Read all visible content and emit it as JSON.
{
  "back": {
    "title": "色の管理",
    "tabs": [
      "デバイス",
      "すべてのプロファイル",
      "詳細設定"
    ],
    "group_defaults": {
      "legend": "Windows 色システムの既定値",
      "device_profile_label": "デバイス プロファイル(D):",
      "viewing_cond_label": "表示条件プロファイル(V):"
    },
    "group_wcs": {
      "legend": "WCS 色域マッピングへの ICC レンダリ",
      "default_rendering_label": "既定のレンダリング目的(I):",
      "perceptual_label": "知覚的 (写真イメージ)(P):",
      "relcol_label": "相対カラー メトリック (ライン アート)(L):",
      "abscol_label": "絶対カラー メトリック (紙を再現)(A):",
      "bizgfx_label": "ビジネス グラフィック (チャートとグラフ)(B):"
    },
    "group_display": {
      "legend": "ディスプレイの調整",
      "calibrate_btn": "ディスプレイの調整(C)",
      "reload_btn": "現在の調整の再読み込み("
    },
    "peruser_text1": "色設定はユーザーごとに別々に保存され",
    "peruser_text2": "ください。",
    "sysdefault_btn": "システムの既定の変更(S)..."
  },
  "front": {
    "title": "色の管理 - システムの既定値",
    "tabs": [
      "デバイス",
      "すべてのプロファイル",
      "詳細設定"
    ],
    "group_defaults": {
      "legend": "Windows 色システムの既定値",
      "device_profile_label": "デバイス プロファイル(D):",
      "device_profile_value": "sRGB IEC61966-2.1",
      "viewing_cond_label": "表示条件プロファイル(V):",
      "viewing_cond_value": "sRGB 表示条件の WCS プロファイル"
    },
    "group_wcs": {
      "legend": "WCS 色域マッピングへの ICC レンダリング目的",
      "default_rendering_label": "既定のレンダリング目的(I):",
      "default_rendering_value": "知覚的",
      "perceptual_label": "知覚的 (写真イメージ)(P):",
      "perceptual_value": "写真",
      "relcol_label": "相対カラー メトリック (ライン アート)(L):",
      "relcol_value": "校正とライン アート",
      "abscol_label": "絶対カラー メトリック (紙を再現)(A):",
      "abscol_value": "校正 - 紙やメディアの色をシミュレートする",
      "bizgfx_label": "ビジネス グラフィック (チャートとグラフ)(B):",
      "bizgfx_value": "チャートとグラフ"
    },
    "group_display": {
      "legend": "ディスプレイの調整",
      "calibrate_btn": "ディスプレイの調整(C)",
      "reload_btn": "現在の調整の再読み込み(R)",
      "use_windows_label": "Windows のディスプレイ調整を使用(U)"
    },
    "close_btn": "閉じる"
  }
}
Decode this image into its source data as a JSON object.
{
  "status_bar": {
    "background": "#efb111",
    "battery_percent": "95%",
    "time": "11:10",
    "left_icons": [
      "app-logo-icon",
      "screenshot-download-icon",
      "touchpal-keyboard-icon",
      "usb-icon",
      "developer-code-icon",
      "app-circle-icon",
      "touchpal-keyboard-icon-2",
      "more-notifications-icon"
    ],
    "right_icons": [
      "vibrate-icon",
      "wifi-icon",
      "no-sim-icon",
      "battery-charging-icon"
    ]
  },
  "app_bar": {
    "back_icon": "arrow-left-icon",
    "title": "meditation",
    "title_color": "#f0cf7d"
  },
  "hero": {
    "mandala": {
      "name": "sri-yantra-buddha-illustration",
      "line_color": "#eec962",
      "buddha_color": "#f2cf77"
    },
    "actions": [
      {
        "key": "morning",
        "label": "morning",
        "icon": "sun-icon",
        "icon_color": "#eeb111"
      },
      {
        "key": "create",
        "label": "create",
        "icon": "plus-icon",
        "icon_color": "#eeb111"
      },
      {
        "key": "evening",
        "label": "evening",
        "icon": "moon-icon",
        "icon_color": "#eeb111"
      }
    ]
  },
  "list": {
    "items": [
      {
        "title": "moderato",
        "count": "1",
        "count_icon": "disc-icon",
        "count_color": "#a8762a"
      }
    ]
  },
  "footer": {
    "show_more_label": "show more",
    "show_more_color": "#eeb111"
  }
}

____

▶ [Written request]
Write out all of the records once more, exactly.

▶ [Exercise result]
Read all visible content and emit it as JSON.
{
  "back": {
    "title": "色の管理",
    "tabs": [
      "デバイス",
      "すべてのプロファイル",
      "詳細設定"
    ],
    "group_defaults": {
      "legend": "Windows 色システムの既定値",
      "device_profile_label": "デバイス プロファイル(D):",
      "viewing_cond_label": "表示条件プロファイル(V):"
    },
    "group_wcs": {
      "legend": "WCS 色域マッピングへの ICC レンダリ",
      "default_rendering_label": "既定のレンダリング目的(I):",
      "perceptual_label": "知覚的 (写真イメージ)(P):",
      "relcol_label": "相対カラー メトリック (ライン アート)(L):",
      "abscol_label": "絶対カラー メトリック (紙を再現)(A):",
      "bizgfx_label": "ビジネス グラフィック (チャートとグラフ)(B):"
    },
    "group_display": {
      "legend": "ディスプレイの調整",
      "calibrate_btn": "ディスプレイの調整(C)",
      "reload_btn": "現在の調整の再読み込み("
    },
    "peruser_text1": "色設定はユーザーごとに別々に保存され",
    "peruser_text2": "ください。",
    "sysdefault_btn": "システムの既定の変更(S)..."
  },
  "front": {
    "title": "色の管理 - システムの既定値",
    "tabs": [
      "デバイス",
      "すべてのプロファイル",
      "詳細設定"
    ],
    "group_defaults": {
      "legend": "Windows 色システムの既定値",
      "device_profile_label": "デバイス プロファイル(D):",
      "device_profile_value": "sRGB IEC61966-2.1",
      "viewing_cond_label": "表示条件プロファイル(V):",
      "viewing_cond_value": "sRGB 表示条件の WCS プロファイル"
    },
    "group_wcs": {
      "legend": "WCS 色域マッピングへの ICC レンダリング目的",
      "default_rendering_label": "既定のレンダリング目的(I):",
      "default_rendering_value": "知覚的",
      "perceptual_label": "知覚的 (写真イメージ)(P):",
      "perceptual_value": "写真",
      "relcol_label": "相対カラー メトリック (ライン アート)(L):",
      "relcol_value": "校正とライン アート",
      "abscol_label": "絶対カラー メトリック (紙を再現)(A):",
      "abscol_value": "校正 - 紙やメディアの色をシミュレートする",
      "bizgfx_label": "ビジネス グラフィック (チャートとグラフ)(B):",
      "bizgfx_value": "チャートとグラフ"
    },
    "group_display": {
      "legend": "ディスプレイの調整",
      "calibrate_btn": "ディスプレイの調整(C)",
      "reload_btn": "現在の調整の再読み込み(R)",
      "use_windows_label": "Windows のディスプレイ調整を使用(U)"
    },
    "close_btn": "閉じる"
  }
}
Decode this image into its source data as a JSON object.
{
  "status_bar": {
    "background": "#efb111",
    "battery_percent": "95%",
    "time": "11:10",
    "left_icons": [
      "app-logo-icon",
      "screenshot-download-icon",
      "touchpal-keyboard-icon",
      "usb-icon",
      "developer-code-icon",
      "app-circle-icon",
      "touchpal-keyboard-icon-2",
      "more-notifications-icon"
    ],
    "right_icons": [
      "vibrate-icon",
      "wifi-icon",
      "no-sim-icon",
      "battery-charging-icon"
    ]
  },
  "app_bar": {
    "back_icon": "arrow-left-icon",
    "title": "meditation",
    "title_color": "#f0cf7d"
  },
  "hero": {
    "mandala": {
      "name": "sri-yantra-buddha-illustration",
      "line_color": "#eec962",
      "buddha_color": "#f2cf77"
    },
    "actions": [
      {
        "key": "morning",
        "label": "morning",
        "icon": "sun-icon",
        "icon_color": "#eeb111"
      },
      {
        "key": "create",
        "label": "create",
        "icon": "plus-icon",
        "icon_color": "#eeb111"
      },
      {
        "key": "evening",
        "label": "evening",
        "icon": "moon-icon",
        "icon_color": "#eeb111"
      }
    ]
  },
  "list": {
    "items": [
      {
        "title": "moderato",
        "count": "1",
        "count_icon": "disc-icon",
        "count_color": "#a8762a"
      }
    ]
  },
  "footer": {
    "show_more_label": "show more",
    "show_more_color": "#eeb111"
  }
}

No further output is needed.